_作業内容:_ 食物繊維による排便の取り組みについての講演要旨を、2文で要約してください。

_本文抜粋:_

講演情報

[15-O-H003-05]自然排便を目指した取り組み食物繊維を用いて

*松下 智紀1 (1. 和歌山県 介護老人保健施設光苑)
PDFダウンロードPDFダウンロード
当施設では、下剤投与など排便コントロールを必要とする入所者が81%と高く、浣腸処置の増加により利用者・職員の負担が大きくなっている。そのため便秘に対して食物繊維の摂取を実施し、効果について有効性が示唆されたので報告する。入所者の中で浣腸などの処置が必要な5名を対象に食物繊維の摂取を行った。その結果、排便回数の増加・便性状の改善、それに伴い下剤使用量の減量・排便処置回数の減少が確認された。
【はじめに】
高齢になるとともに食事や水分摂取量の低下・運動量減少・内服薬による副作用・消化機能や腸管蠕動運動の低下・腹圧の減弱など様々な要因で機能性便秘になりやすい。
当施設においても下剤内服・浣腸や摘便等の排便処置(以下、排便処置)を必要とする常習性便秘者が多い。下剤を用いることで水様便による便失禁や、下剤の継続的使用により薬への耐性ができて効果が落ちるという問題もある。浣腸の常用に関しても排便反射が低下し、自力排便ができなくなる可能性があり、また入所者にとって身体的・精神的に負担が大きく、腸粘膜損傷・腸管穿孔・溶血・迷走神経反射などのリスクもある。職員にとっては排便処置に伴う業務量の増加につながる。

_記録抜粋:_

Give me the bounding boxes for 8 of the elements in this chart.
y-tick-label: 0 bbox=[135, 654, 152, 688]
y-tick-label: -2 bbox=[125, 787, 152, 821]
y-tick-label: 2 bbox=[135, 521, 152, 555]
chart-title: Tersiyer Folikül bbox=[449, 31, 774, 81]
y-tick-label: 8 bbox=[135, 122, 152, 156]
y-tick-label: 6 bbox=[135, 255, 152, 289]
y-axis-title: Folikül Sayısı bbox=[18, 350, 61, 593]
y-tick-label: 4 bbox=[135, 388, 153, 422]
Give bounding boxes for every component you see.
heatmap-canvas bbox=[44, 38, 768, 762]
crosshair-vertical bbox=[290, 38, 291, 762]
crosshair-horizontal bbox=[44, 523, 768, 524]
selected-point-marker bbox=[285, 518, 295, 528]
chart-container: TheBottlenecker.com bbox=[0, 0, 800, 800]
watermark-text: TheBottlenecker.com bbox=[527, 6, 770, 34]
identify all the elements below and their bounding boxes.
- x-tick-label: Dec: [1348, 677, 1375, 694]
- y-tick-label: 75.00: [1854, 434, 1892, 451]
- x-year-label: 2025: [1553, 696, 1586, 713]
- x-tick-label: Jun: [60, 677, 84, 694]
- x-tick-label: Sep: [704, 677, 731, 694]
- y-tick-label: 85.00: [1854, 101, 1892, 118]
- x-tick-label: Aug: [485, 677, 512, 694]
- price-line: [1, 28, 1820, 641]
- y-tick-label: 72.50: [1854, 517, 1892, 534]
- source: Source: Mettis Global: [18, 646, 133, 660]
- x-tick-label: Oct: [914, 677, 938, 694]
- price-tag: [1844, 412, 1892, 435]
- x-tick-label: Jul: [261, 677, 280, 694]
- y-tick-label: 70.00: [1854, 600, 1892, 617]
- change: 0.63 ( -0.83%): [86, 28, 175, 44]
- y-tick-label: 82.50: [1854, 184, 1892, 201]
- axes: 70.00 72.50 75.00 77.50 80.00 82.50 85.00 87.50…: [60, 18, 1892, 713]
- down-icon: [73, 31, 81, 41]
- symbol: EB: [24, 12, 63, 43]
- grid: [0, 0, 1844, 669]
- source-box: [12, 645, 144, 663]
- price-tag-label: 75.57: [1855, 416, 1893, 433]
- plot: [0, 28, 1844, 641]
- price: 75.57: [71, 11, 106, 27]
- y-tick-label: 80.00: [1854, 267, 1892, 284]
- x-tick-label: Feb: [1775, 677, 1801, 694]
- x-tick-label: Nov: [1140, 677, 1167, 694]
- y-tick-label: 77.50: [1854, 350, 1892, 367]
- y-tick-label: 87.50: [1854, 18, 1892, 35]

_回答:_ この施設では下剤投与など排便コントロールを必要とする入所者が81%と高く、浣腸処置の増加で利用者・職員の負担が大きくなっているため、浣腸などの処置が必要な入所者5名に食物繊維の摂取を行った。その結果、排便回数の増加と便性状の改善が見られ、それに伴い下剤使用量の減量と排便処置回数の減少が確認された。